**Exercise brief:**
Transcribe the material in full. Nothing should differ except that the pictures are left out.

======== Given records ========

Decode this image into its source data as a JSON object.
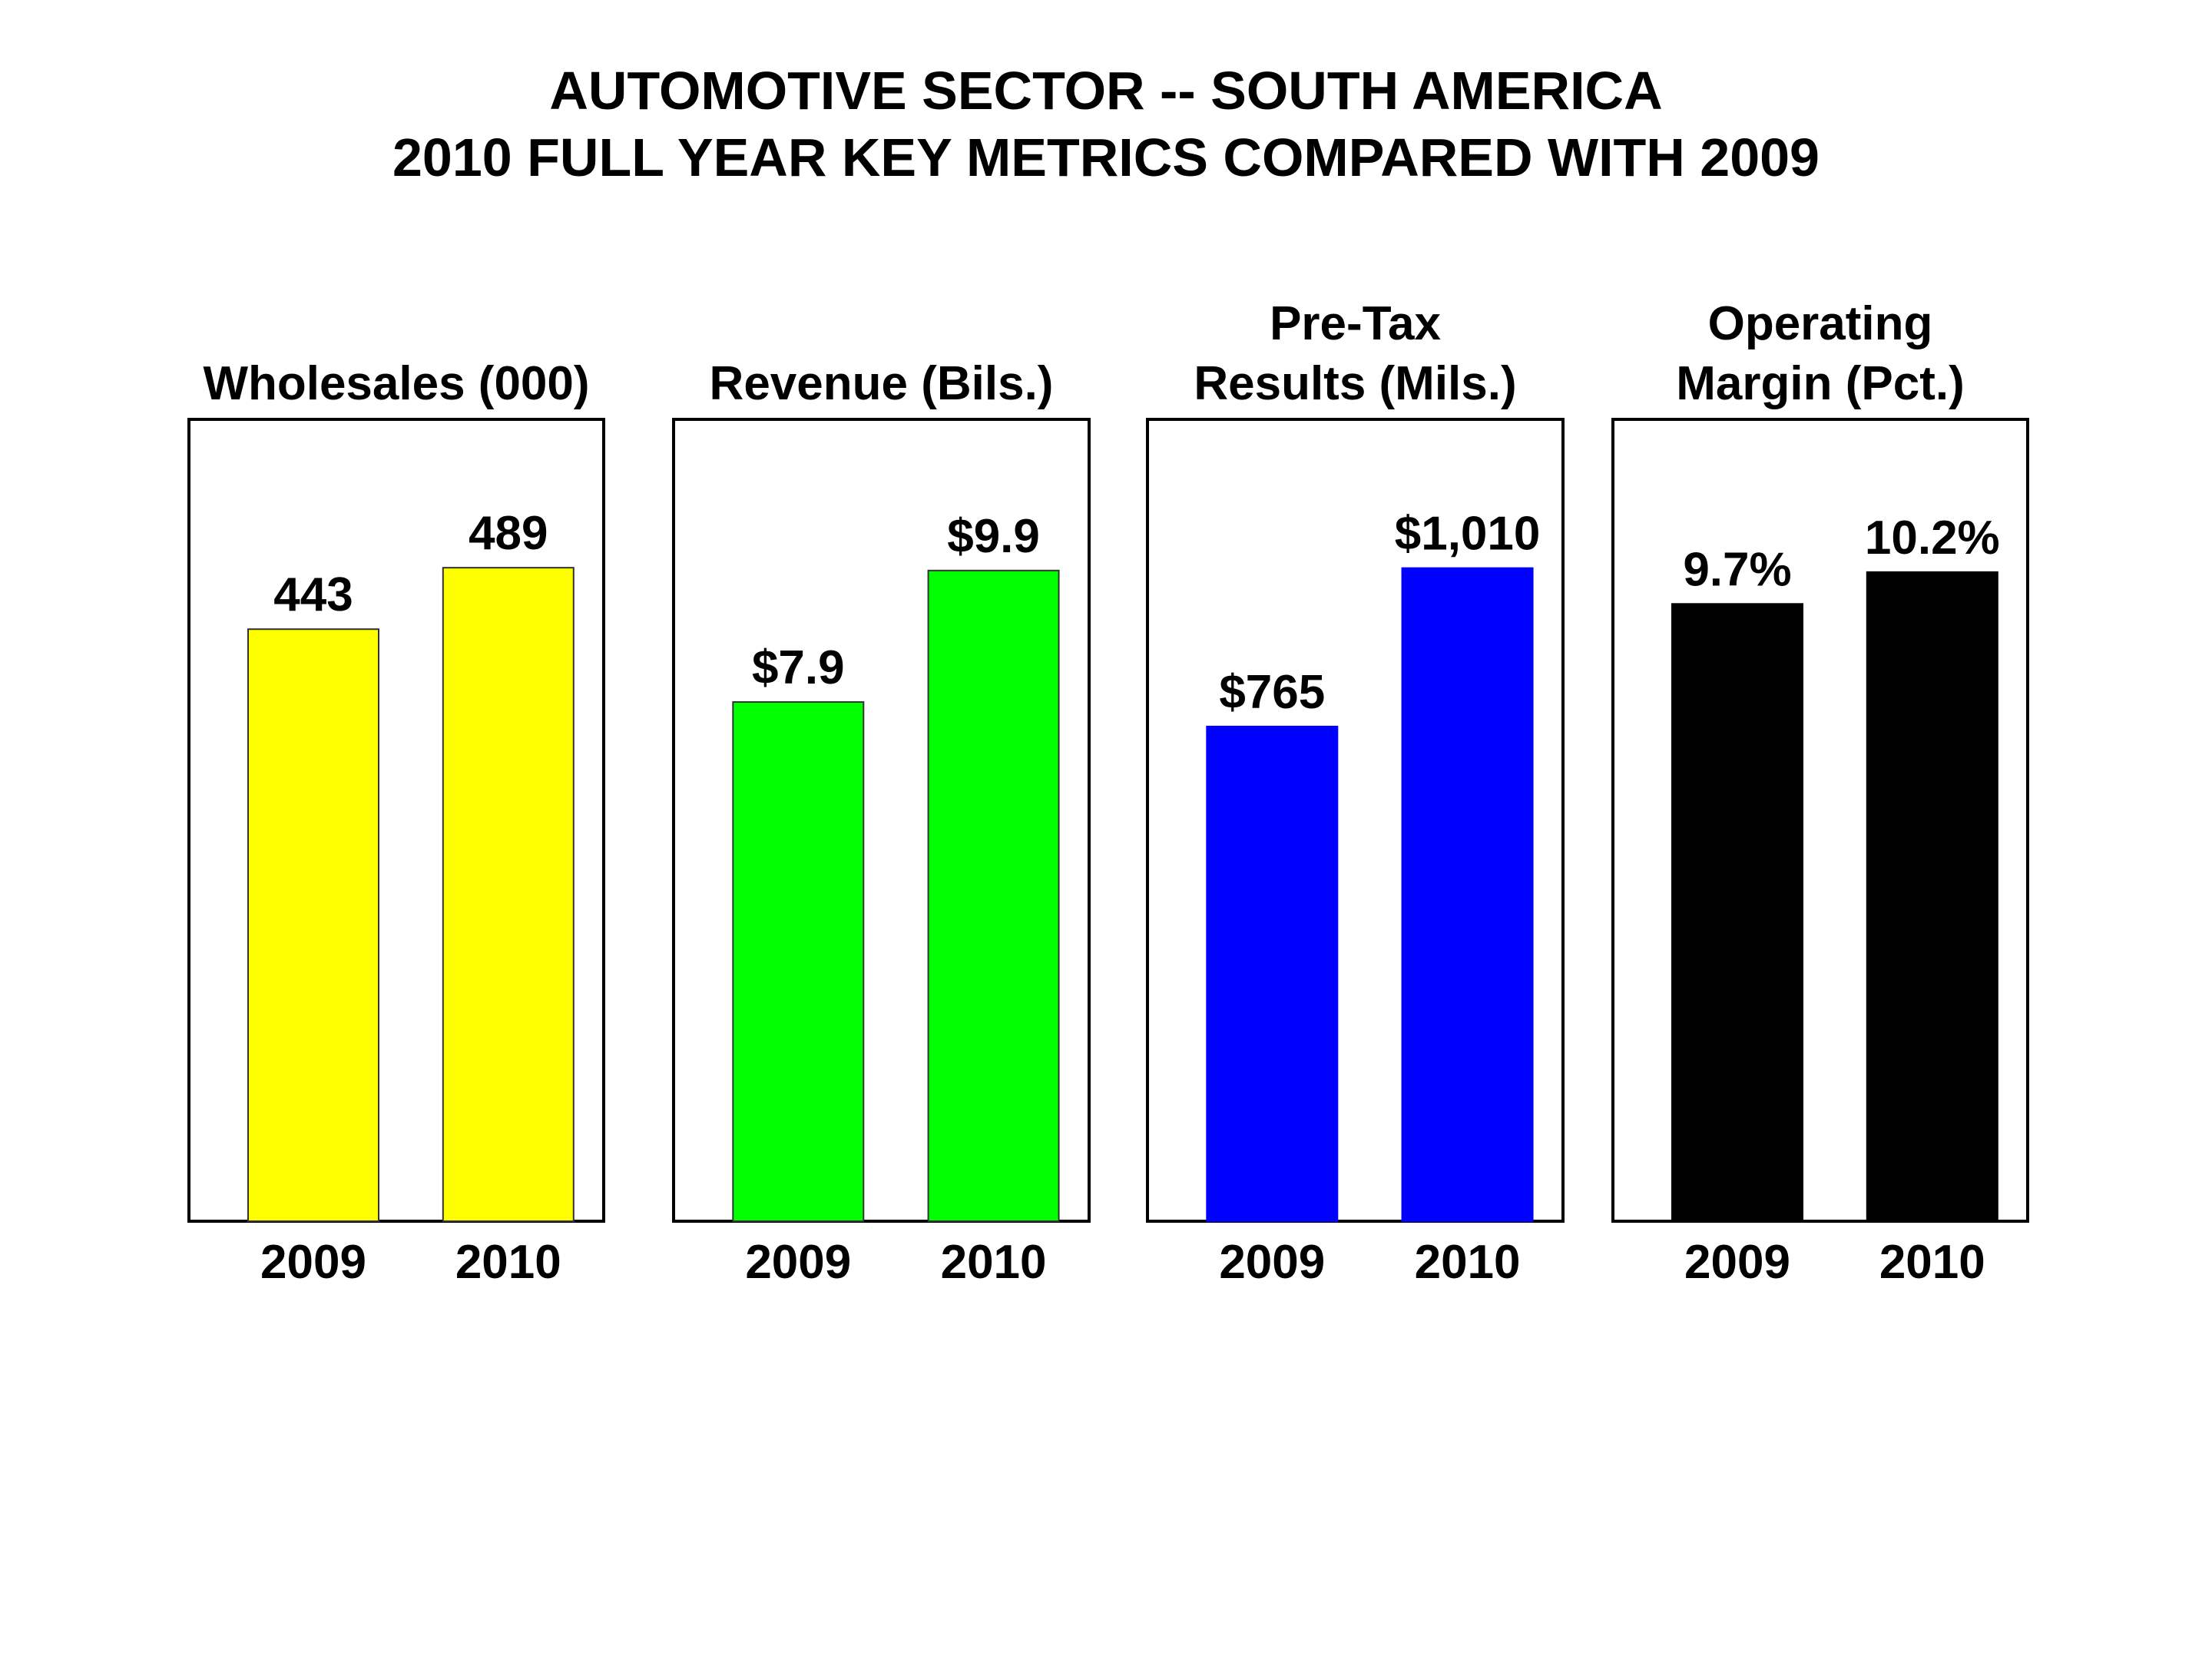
{
  "title": "AUTOMOTIVE SECTOR -- SOUTH AMERICA",
  "subtitle": "2010 FULL YEAR KEY METRICS COMPARED WITH 2009",
  "chart_data": [
    {
      "type": "bar",
      "title": [
        "Wholesales (000)"
      ],
      "categories": [
        "2009",
        "2010"
      ],
      "values": [
        443,
        489
      ],
      "labels": [
        "443",
        "489"
      ],
      "color": "#ffff00",
      "ylim": [
        0,
        600
      ]
    },
    {
      "type": "bar",
      "title": [
        "Revenue (Bils.)"
      ],
      "categories": [
        "2009",
        "2010"
      ],
      "values": [
        7.9,
        9.9
      ],
      "labels": [
        "$7.9",
        "$9.9"
      ],
      "color": "#00ff00",
      "ylim": [
        0,
        12.2
      ]
    },
    {
      "type": "bar",
      "title": [
        "Pre-Tax",
        "Results (Mils.)"
      ],
      "categories": [
        "2009",
        "2010"
      ],
      "values": [
        765,
        1010
      ],
      "labels": [
        "$765",
        "$1,010"
      ],
      "color": "#0000ff",
      "ylim": [
        0,
        1240
      ]
    },
    {
      "type": "bar",
      "title": [
        "Operating",
        "Margin (Pct.)"
      ],
      "categories": [
        "2009",
        "2010"
      ],
      "values": [
        9.7,
        10.2
      ],
      "labels": [
        "9.7%",
        "10.2%"
      ],
      "color": "#000000",
      "ylim": [
        0,
        12.6
      ]
    }
  ]
}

========

**Complete response:**
Decode this image into its source data as a JSON object.
{
  "title": "AUTOMOTIVE SECTOR -- SOUTH AMERICA",
  "subtitle": "2010 FULL YEAR KEY METRICS COMPARED WITH 2009",
  "chart_data": [
    {
      "type": "bar",
      "title": [
        "Wholesales (000)"
      ],
      "categories": [
        "2009",
        "2010"
      ],
      "values": [
        443,
        489
      ],
      "labels": [
        "443",
        "489"
      ],
      "color": "#ffff00",
      "ylim": [
        0,
        600
      ]
    },
    {
      "type": "bar",
      "title": [
        "Revenue (Bils.)"
      ],
      "categories": [
        "2009",
        "2010"
      ],
      "values": [
        7.9,
        9.9
      ],
      "labels": [
        "$7.9",
        "$9.9"
      ],
      "color": "#00ff00",
      "ylim": [
        0,
        12.2
      ]
    },
    {
      "type": "bar",
      "title": [
        "Pre-Tax",
        "Results (Mils.)"
      ],
      "categories": [
        "2009",
        "2010"
      ],
      "values": [
        765,
        1010
      ],
      "labels": [
        "$765",
        "$1,010"
      ],
      "color": "#0000ff",
      "ylim": [
        0,
        1240
      ]
    },
    {
      "type": "bar",
      "title": [
        "Operating",
        "Margin (Pct.)"
      ],
      "categories": [
        "2009",
        "2010"
      ],
      "values": [
        9.7,
        10.2
      ],
      "labels": [
        "9.7%",
        "10.2%"
      ],
      "color": "#000000",
      "ylim": [
        0,
        12.6
      ]
    }
  ]
}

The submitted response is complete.